_Instructions for the task_. Can you pull out each line of the data below that includes the word "Tension"?

_Input_.
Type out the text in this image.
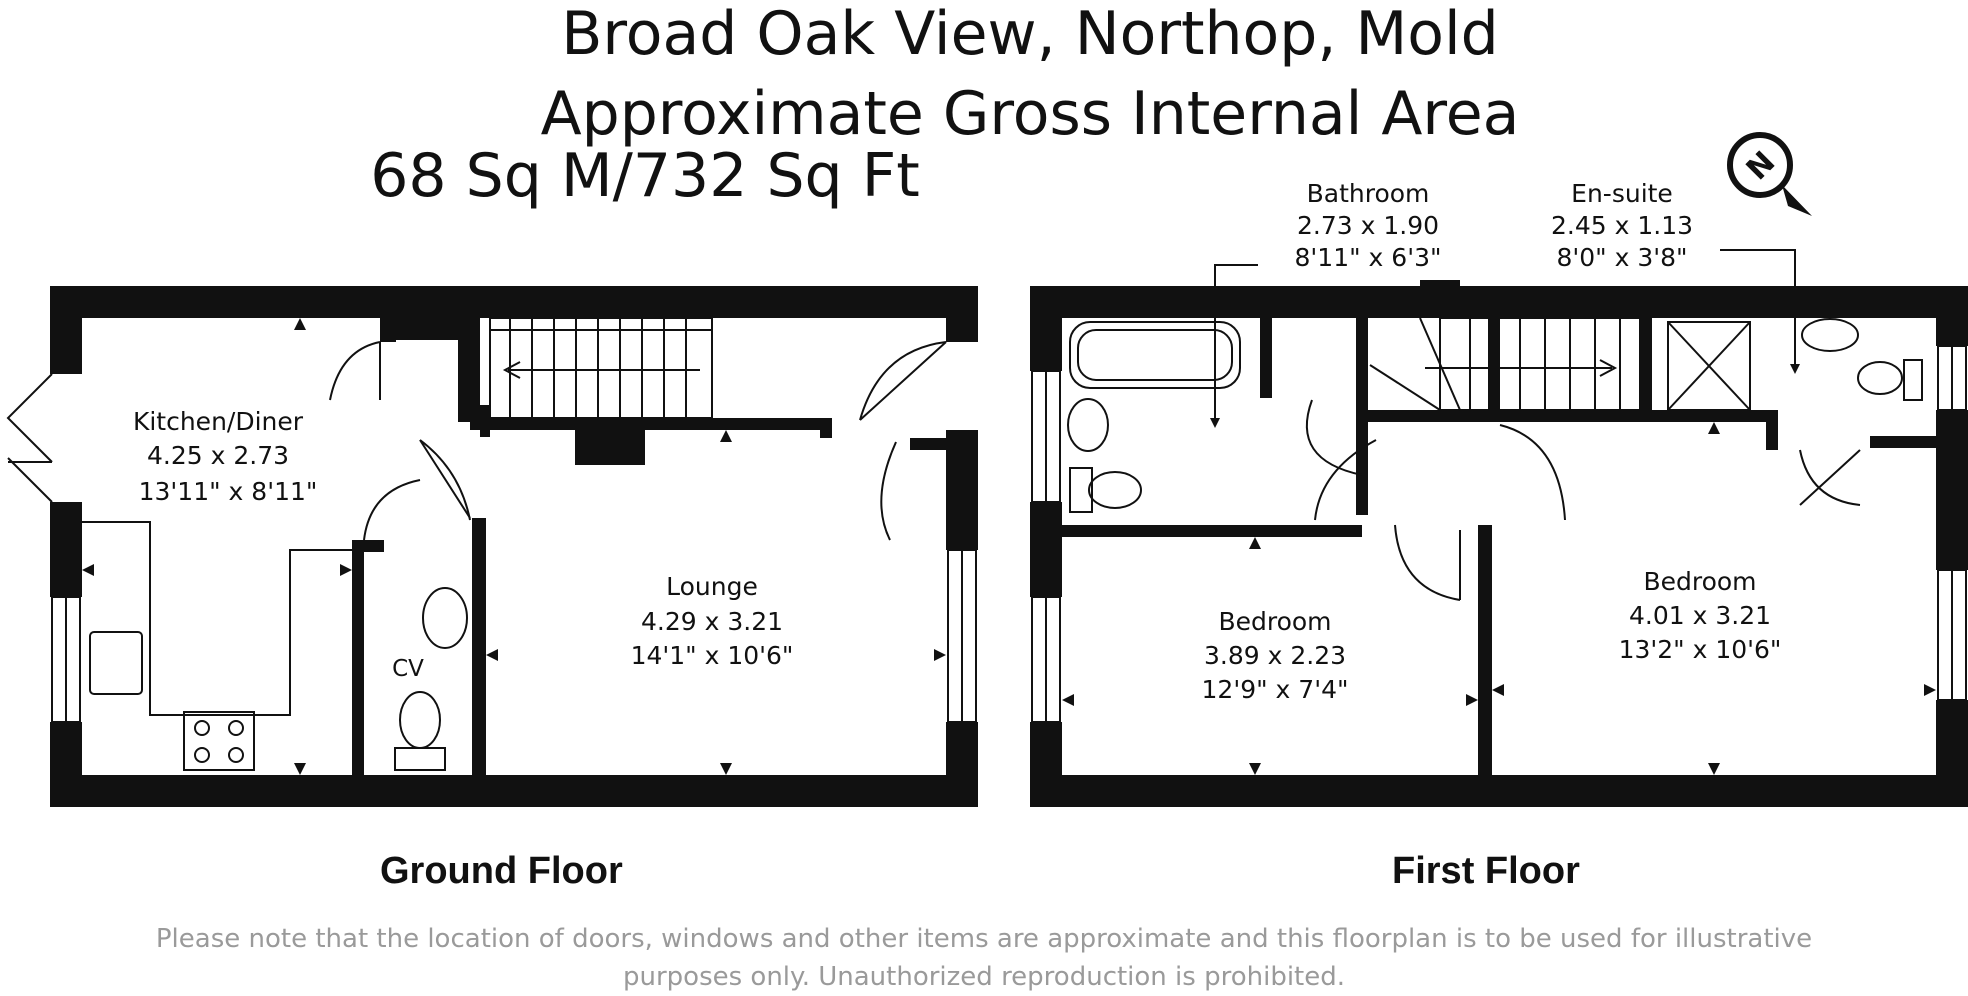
Broad Oak View, Northop, Mold
Approximate Gross Internal Area
68 Sq M/732 Sq Ft	N
Kitchen/Diner
4.25 x 2.73
13'11" x 8'11"
Lounge
4.29 x 3.21
14'1" x 10'6"
CV
Bathroom
2.73 x 1.90
8'11" x 6'3"
En-suite
2.45 x 1.13
8'0" x 3'8"
Bedroom
3.89 x 2.23
12'9" x 7'4"
Bedroom
4.01 x 3.21
13'2" x 10'6"
Ground Floor	First Floor
Please note that the location of doors, windows and other items are approximate and this floorplan is to be used for illustrative
purposes only. Unauthorized reproduction is prohibited.
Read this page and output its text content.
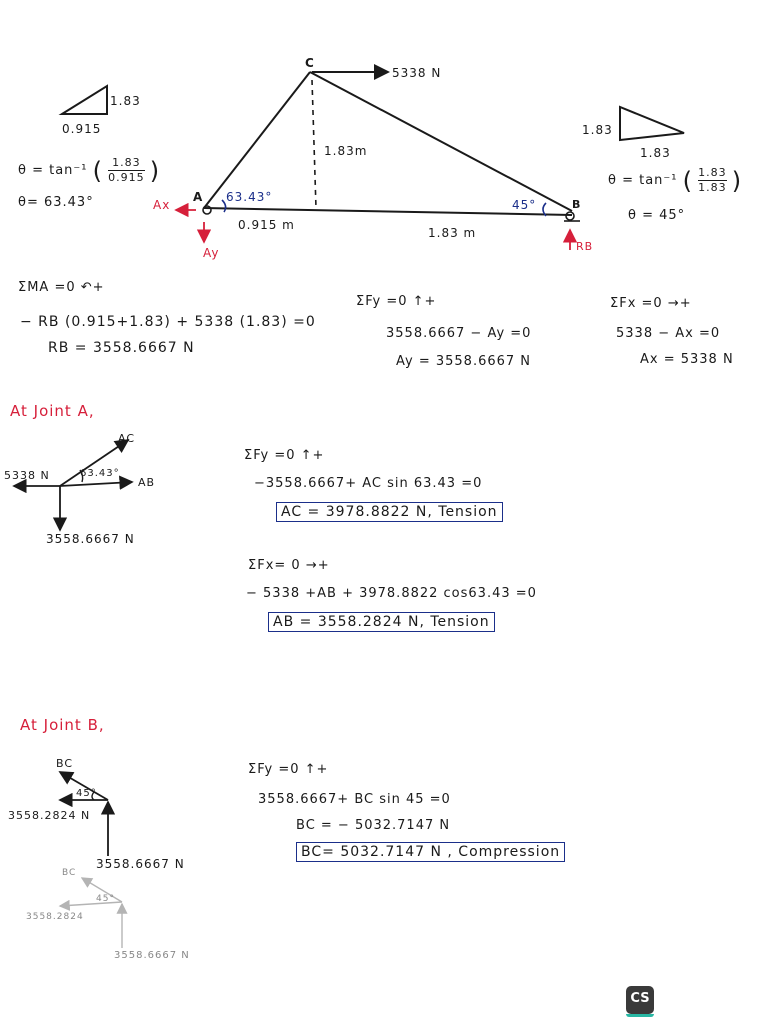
1.83
0.915
θ = tan⁻¹ ( $\frac{1.83}{0.915}$ )
θ= 63.43°
1.83
1.83
θ = tan⁻¹ ( $\frac{1.83}{1.83}$ )
θ = 45°
C
5338 N
1.83m
A 63.43°
45°	B
0.915 m
1.83 m
Ax
Ay	RB
ΣMA =0 ↶+
− RB (0.915+1.83) + 5338 (1.83) =0
RB = 3558.6667 N
ΣFy =0 ↑+
3558.6667 − Ay =0
Ay = 3558.6667 N
ΣFx =0 →+
5338 − Ax =0
Ax = 5338 N
At Joint A,
AC
5338 N	63.43°
AB
3558.6667 N
ΣFy =0 ↑+
−3558.6667+ AC sin 63.43 =0
AC = 3978.8822 N, Tension
ΣFx= 0 →+
− 5338 +AB + 3978.8822 cos63.43 =0
AB = 3558.2824 N, Tension
At Joint B,
BC
45°
3558.2824 N
3558.6667 N
BC
45°
3558.2824
3558.6667 N
ΣFy =0 ↑+
3558.6667+ BC sin 45 =0
BC = − 5032.7147 N
BC= 5032.7147 N , Compression
CS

_Exercise response_.
AC = 3978.8822 N, Tension
AB = 3558.2824 N, Tension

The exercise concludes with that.